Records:

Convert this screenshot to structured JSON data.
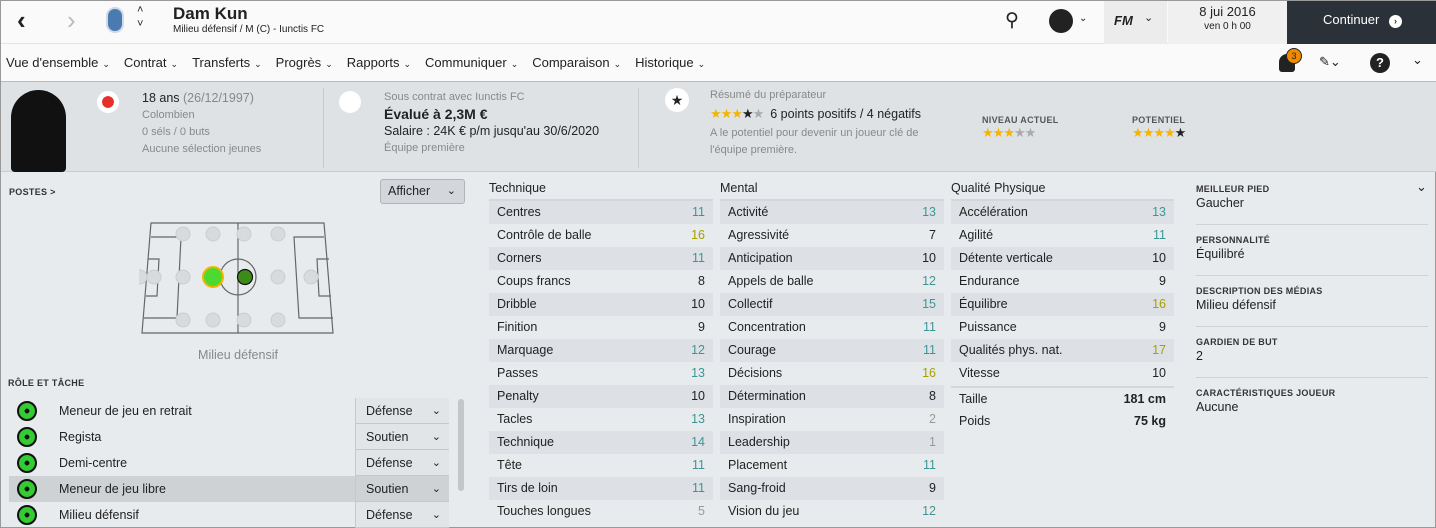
{
  "header": {
    "player_name": "Dam Kun",
    "subtitle": "Milieu défensif / M (C) - Iunctis FC",
    "date": "8 jui 2016",
    "time": "ven 0 h 00",
    "continue_label": "Continuer",
    "fm_label": "FM",
    "notification_count": "3"
  },
  "nav": {
    "tabs": [
      "Vue d'ensemble",
      "Contrat",
      "Transferts",
      "Progrès",
      "Rapports",
      "Communiquer",
      "Comparaison",
      "Historique"
    ],
    "active": 0
  },
  "info": {
    "age": "18 ans",
    "birthdate": "(26/12/1997)",
    "nationality": "Colombien",
    "caps": "0 séls / 0 buts",
    "youth": "Aucune sélection jeunes",
    "contract_label": "Sous contrat avec Iunctis FC",
    "value": "Évalué à 2,3M €",
    "salary": "Salaire : 24K € p/m jusqu'au 30/6/2020",
    "squad": "Équipe première",
    "coach_title": "Résumé du préparateur",
    "coach_stars": 3.5,
    "coach_summary": "6 points positifs / 4 négatifs",
    "coach_text": "A le potentiel pour devenir un joueur clé de l'équipe première.",
    "current_label": "NIVEAU ACTUEL",
    "current_stars": 3,
    "potential_label": "POTENTIEL",
    "potential_stars": 4.5
  },
  "positions": {
    "title": "POSTES >",
    "show_button": "Afficher",
    "position_name": "Milieu défensif"
  },
  "roles": {
    "title": "RÔLE ET TÂCHE",
    "items": [
      {
        "name": "Meneur de jeu en retrait",
        "duty": "Défense"
      },
      {
        "name": "Regista",
        "duty": "Soutien"
      },
      {
        "name": "Demi-centre",
        "duty": "Défense"
      },
      {
        "name": "Meneur de jeu libre",
        "duty": "Soutien",
        "selected": true
      },
      {
        "name": "Milieu défensif",
        "duty": "Défense"
      }
    ]
  },
  "attributes": {
    "technical": {
      "title": "Technique",
      "items": [
        [
          "Centres",
          11
        ],
        [
          "Contrôle de balle",
          16
        ],
        [
          "Corners",
          11
        ],
        [
          "Coups francs",
          8
        ],
        [
          "Dribble",
          10
        ],
        [
          "Finition",
          9
        ],
        [
          "Marquage",
          12
        ],
        [
          "Passes",
          13
        ],
        [
          "Penalty",
          10
        ],
        [
          "Tacles",
          13
        ],
        [
          "Technique",
          14
        ],
        [
          "Tête",
          11
        ],
        [
          "Tirs de loin",
          11
        ],
        [
          "Touches longues",
          5
        ]
      ]
    },
    "mental": {
      "title": "Mental",
      "items": [
        [
          "Activité",
          13
        ],
        [
          "Agressivité",
          7
        ],
        [
          "Anticipation",
          10
        ],
        [
          "Appels de balle",
          12
        ],
        [
          "Collectif",
          15
        ],
        [
          "Concentration",
          11
        ],
        [
          "Courage",
          11
        ],
        [
          "Décisions",
          16
        ],
        [
          "Détermination",
          8
        ],
        [
          "Inspiration",
          2
        ],
        [
          "Leadership",
          1
        ],
        [
          "Placement",
          11
        ],
        [
          "Sang-froid",
          9
        ],
        [
          "Vision du jeu",
          12
        ]
      ]
    },
    "physical": {
      "title": "Qualité Physique",
      "items": [
        [
          "Accélération",
          13
        ],
        [
          "Agilité",
          11
        ],
        [
          "Détente verticale",
          10
        ],
        [
          "Endurance",
          9
        ],
        [
          "Équilibre",
          16
        ],
        [
          "Puissance",
          9
        ],
        [
          "Qualités phys. nat.",
          17
        ],
        [
          "Vitesse",
          10
        ]
      ]
    },
    "height_label": "Taille",
    "height": "181 cm",
    "weight_label": "Poids",
    "weight": "75 kg"
  },
  "details": [
    {
      "label": "MEILLEUR PIED",
      "value": "Gaucher"
    },
    {
      "label": "PERSONNALITÉ",
      "value": "Équilibré"
    },
    {
      "label": "DESCRIPTION DES MÉDIAS",
      "value": "Milieu défensif"
    },
    {
      "label": "GARDIEN DE BUT",
      "value": "2"
    },
    {
      "label": "CARACTÉRISTIQUES JOUEUR",
      "value": "Aucune"
    }
  ],
  "colors": {
    "high": "#a6a000",
    "good": "#3d9696",
    "low": "#999999",
    "continue_bg": "#2b3138"
  }
}
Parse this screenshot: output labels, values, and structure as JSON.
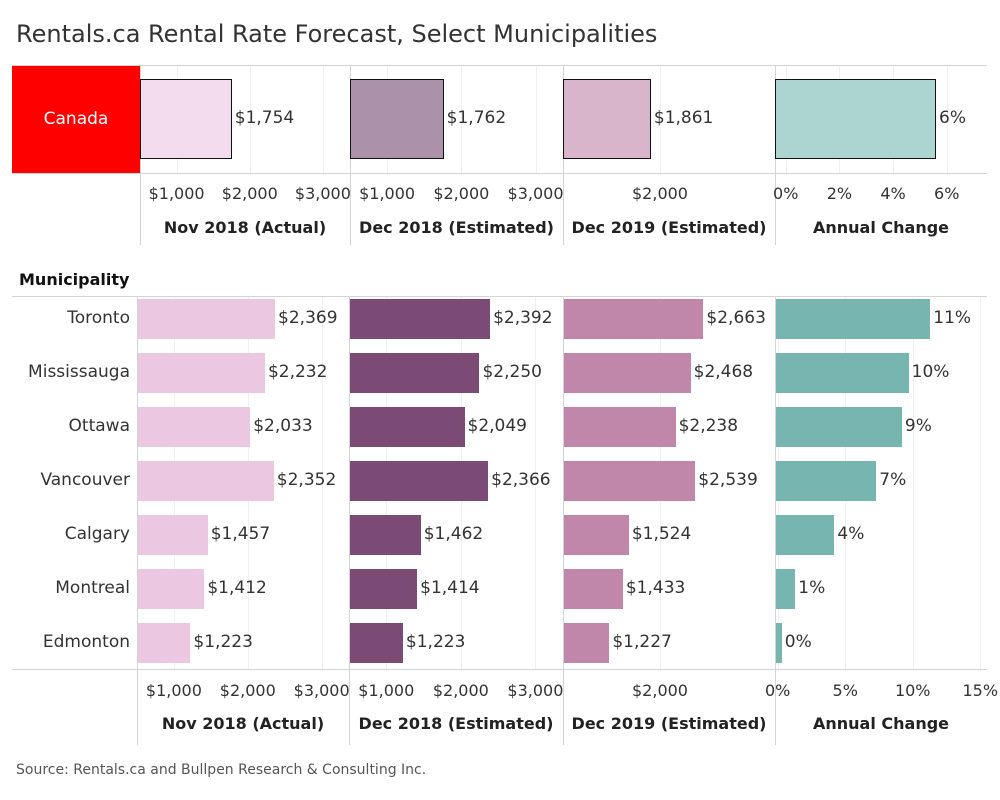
{
  "title": "Rentals.ca Rental Rate Forecast, Select Municipalities",
  "source": "Source: Rentals.ca and Bullpen Research & Consulting Inc.",
  "chart_data": {
    "type": "bar",
    "orientation": "horizontal",
    "row_header": "Municipality",
    "summary": {
      "name": "Canada",
      "highlight_color": "#ff0000",
      "values": [
        1754,
        1762,
        1861,
        5.6
      ],
      "labels": [
        "$1,754",
        "$1,762",
        "$1,861",
        "6%"
      ]
    },
    "columns": [
      {
        "title": "Nov 2018 (Actual)",
        "color": "#ebc7e1",
        "summary_color": "#f3dcee",
        "xlim": [
          500,
          3370
        ],
        "ticks": [
          1000,
          2000,
          3000
        ],
        "tick_labels": [
          "$1,000",
          "$2,000",
          "$3,000"
        ],
        "summary_ticks": [
          1000,
          2000,
          3000
        ],
        "summary_tick_labels": [
          "$1,000",
          "$2,000",
          "$3,000"
        ]
      },
      {
        "title": "Dec 2018 (Estimated)",
        "color": "#7b4b75",
        "summary_color": "#ab91aa",
        "xlim": [
          500,
          3370
        ],
        "ticks": [
          1000,
          2000,
          3000
        ],
        "tick_labels": [
          "$1,000",
          "$2,000",
          "$3,000"
        ],
        "summary_ticks": [
          1000,
          2000,
          3000
        ],
        "summary_tick_labels": [
          "$1,000",
          "$2,000",
          "$3,000"
        ]
      },
      {
        "title": "Dec 2019 (Estimated)",
        "color": "#c087aa",
        "summary_color": "#d8b5ca",
        "xlim": [
          519,
          3756
        ],
        "ticks": [
          2000
        ],
        "tick_labels": [
          "$2,000"
        ],
        "summary_ticks": [
          2000
        ],
        "summary_tick_labels": [
          "$2,000"
        ]
      },
      {
        "title": "Annual Change",
        "color": "#76b5b0",
        "summary_color": "#acd4d1",
        "xlim": [
          -0.2,
          15.5
        ],
        "ticks": [
          0,
          5,
          10,
          15
        ],
        "tick_labels": [
          "0%",
          "5%",
          "10%",
          "15%"
        ],
        "summary_xlim": [
          -0.4,
          7.5
        ],
        "summary_ticks": [
          0,
          2,
          4,
          6
        ],
        "summary_tick_labels": [
          "0%",
          "2%",
          "4%",
          "6%"
        ]
      }
    ],
    "rows": [
      {
        "name": "Toronto",
        "values": [
          2369,
          2392,
          2663,
          11.3
        ],
        "labels": [
          "$2,369",
          "$2,392",
          "$2,663",
          "11%"
        ]
      },
      {
        "name": "Mississauga",
        "values": [
          2232,
          2250,
          2468,
          9.7
        ],
        "labels": [
          "$2,232",
          "$2,250",
          "$2,468",
          "10%"
        ]
      },
      {
        "name": "Ottawa",
        "values": [
          2033,
          2049,
          2238,
          9.2
        ],
        "labels": [
          "$2,033",
          "$2,049",
          "$2,238",
          "9%"
        ]
      },
      {
        "name": "Vancouver",
        "values": [
          2352,
          2366,
          2539,
          7.3
        ],
        "labels": [
          "$2,352",
          "$2,366",
          "$2,539",
          "7%"
        ]
      },
      {
        "name": "Calgary",
        "values": [
          1457,
          1462,
          1524,
          4.2
        ],
        "labels": [
          "$1,457",
          "$1,462",
          "$1,524",
          "4%"
        ]
      },
      {
        "name": "Montreal",
        "values": [
          1412,
          1414,
          1433,
          1.3
        ],
        "labels": [
          "$1,412",
          "$1,414",
          "$1,433",
          "1%"
        ]
      },
      {
        "name": "Edmonton",
        "values": [
          1223,
          1223,
          1227,
          0.3
        ],
        "labels": [
          "$1,223",
          "$1,223",
          "$1,227",
          "0%"
        ]
      }
    ]
  }
}
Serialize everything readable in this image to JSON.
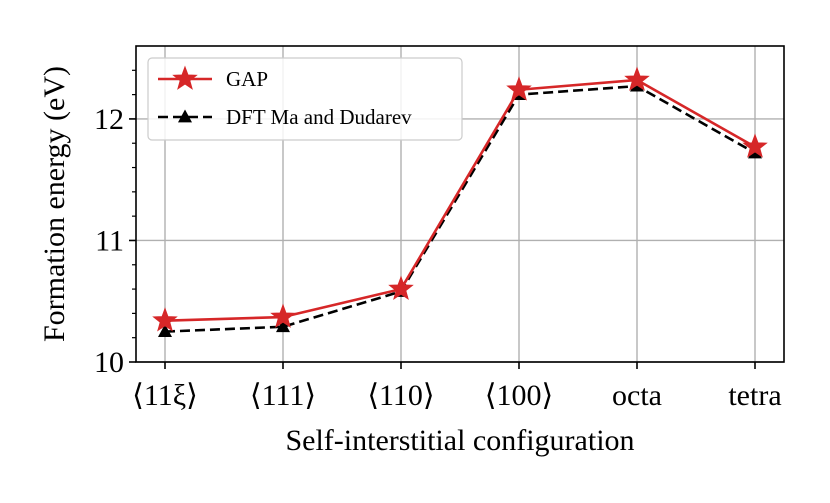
{
  "chart_data": {
    "type": "line",
    "title": "",
    "xlabel": "Self-interstitial configuration",
    "ylabel": "Formation energy (eV)",
    "categories": [
      "⟨11ξ⟩",
      "⟨111⟩",
      "⟨110⟩",
      "⟨100⟩",
      "octa",
      "tetra"
    ],
    "ylim": [
      10.0,
      12.6
    ],
    "yticks": [
      10,
      11,
      12
    ],
    "yticks_minor": [
      10.2,
      10.4,
      10.6,
      10.8,
      11.2,
      11.4,
      11.6,
      11.8,
      12.2,
      12.4
    ],
    "grid": true,
    "legend_position": "top-left",
    "series": [
      {
        "name": "GAP",
        "values": [
          10.34,
          10.37,
          10.6,
          12.24,
          12.32,
          11.77
        ],
        "color": "#d62728",
        "line_style": "solid",
        "marker": "star"
      },
      {
        "name": "DFT Ma and Dudarev",
        "values": [
          10.25,
          10.29,
          10.58,
          12.2,
          12.27,
          11.72
        ],
        "color": "#000000",
        "line_style": "dashed",
        "marker": "triangle"
      }
    ]
  }
}
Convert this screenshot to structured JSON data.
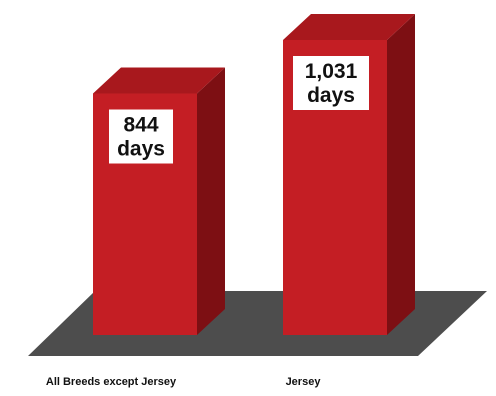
{
  "chart_data": {
    "type": "bar",
    "title": "",
    "xlabel": "",
    "ylabel": "",
    "categories": [
      "All Breeds except Jersey",
      "Jersey"
    ],
    "values": [
      844,
      1031
    ],
    "value_labels": [
      [
        "844",
        "days"
      ],
      [
        "1,031",
        "days"
      ]
    ],
    "style": "3d",
    "grid": false,
    "colors": {
      "bar_front": "#c41e24",
      "bar_side": "#7d0f13",
      "bar_top": "#a8181d",
      "floor": "#4d4d4d",
      "label_box": "#ffffff"
    }
  }
}
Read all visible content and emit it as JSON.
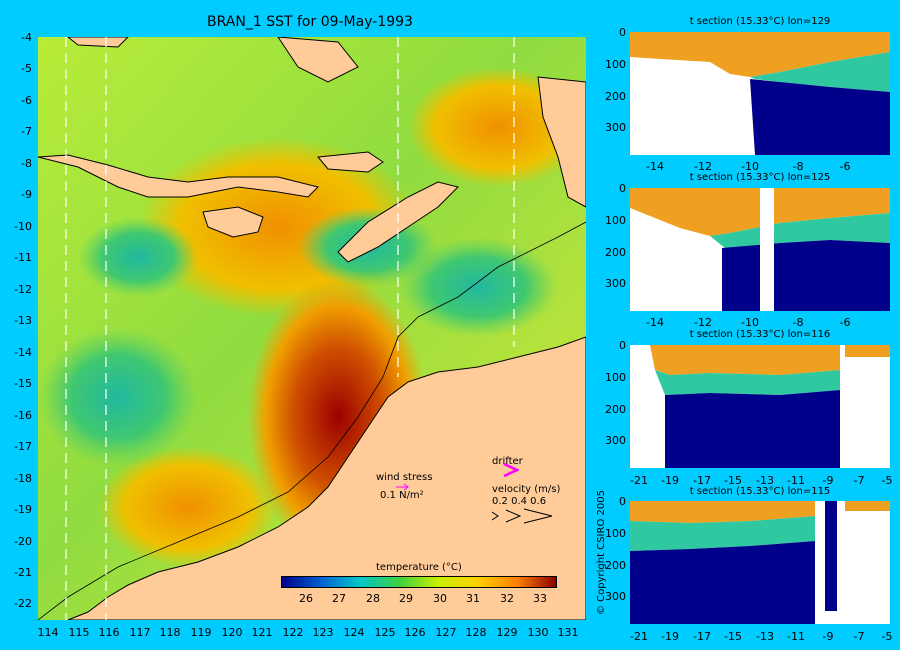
{
  "title": "BRAN_1 SST for 09-May-1993",
  "main_map": {
    "y_ticks": [
      "-4",
      "-5",
      "-6",
      "-7",
      "-8",
      "-9",
      "-10",
      "-11",
      "-12",
      "-13",
      "-14",
      "-15",
      "-16",
      "-17",
      "-18",
      "-19",
      "-20",
      "-21",
      "-22"
    ],
    "x_ticks": [
      "114",
      "115",
      "116",
      "117",
      "118",
      "119",
      "120",
      "121",
      "122",
      "123",
      "124",
      "125",
      "126",
      "127",
      "128",
      "129",
      "130",
      "131"
    ],
    "colorbar": {
      "label": "temperature (°C)",
      "ticks": [
        "26",
        "27",
        "28",
        "29",
        "30",
        "31",
        "32",
        "33"
      ],
      "colors": [
        "#00008b",
        "#0060d0",
        "#00c8c8",
        "#40d040",
        "#c8f000",
        "#ffd000",
        "#ff8000",
        "#8b0000"
      ]
    },
    "legend": {
      "wind_stress_label": "wind stress",
      "wind_stress_scale": "0.1 N/m²",
      "drifter_label": "drifter",
      "velocity_label": "velocity (m/s)",
      "velocity_values": "0.2 0.4 0.6"
    },
    "colors": {
      "land": "#ffcc99",
      "background": "#00ccff",
      "warm": "#8b0000",
      "sea": "#a8e040"
    }
  },
  "sections": [
    {
      "title": "t section (15.33°C) lon=129",
      "y_ticks": [
        "0",
        "100",
        "200",
        "300"
      ],
      "x_ticks": [
        "-14",
        "-12",
        "-10",
        "-8",
        "-6"
      ]
    },
    {
      "title": "t section (15.33°C) lon=125",
      "y_ticks": [
        "0",
        "100",
        "200",
        "300"
      ],
      "x_ticks": [
        "-14",
        "-12",
        "-10",
        "-8",
        "-6"
      ]
    },
    {
      "title": "t section (15.33°C) lon=116",
      "y_ticks": [
        "0",
        "100",
        "200",
        "300"
      ],
      "x_ticks": [
        "-21",
        "-19",
        "-17",
        "-15",
        "-13",
        "-11",
        "-9",
        "-7",
        "-5"
      ]
    },
    {
      "title": "t section (15.33°C) lon=115",
      "y_ticks": [
        "0",
        "100",
        "200",
        "300"
      ],
      "x_ticks": [
        "-21",
        "-19",
        "-17",
        "-15",
        "-13",
        "-11",
        "-9",
        "-7",
        "-5"
      ]
    }
  ],
  "copyright": "© Copyright CSIRO 2005"
}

--- Instructions to follow ---
Filter the listing for the word "JSON" and copy every line that holds it.

--- Solution below ---
Convert this screenshot to structured JSON data.
Parse this screenshot: output labels, values, and structure as JSON.
Serialize everything readable in this image to JSON.
Convert this screenshot to structured JSON data.
Read all visible content and emit it as JSON.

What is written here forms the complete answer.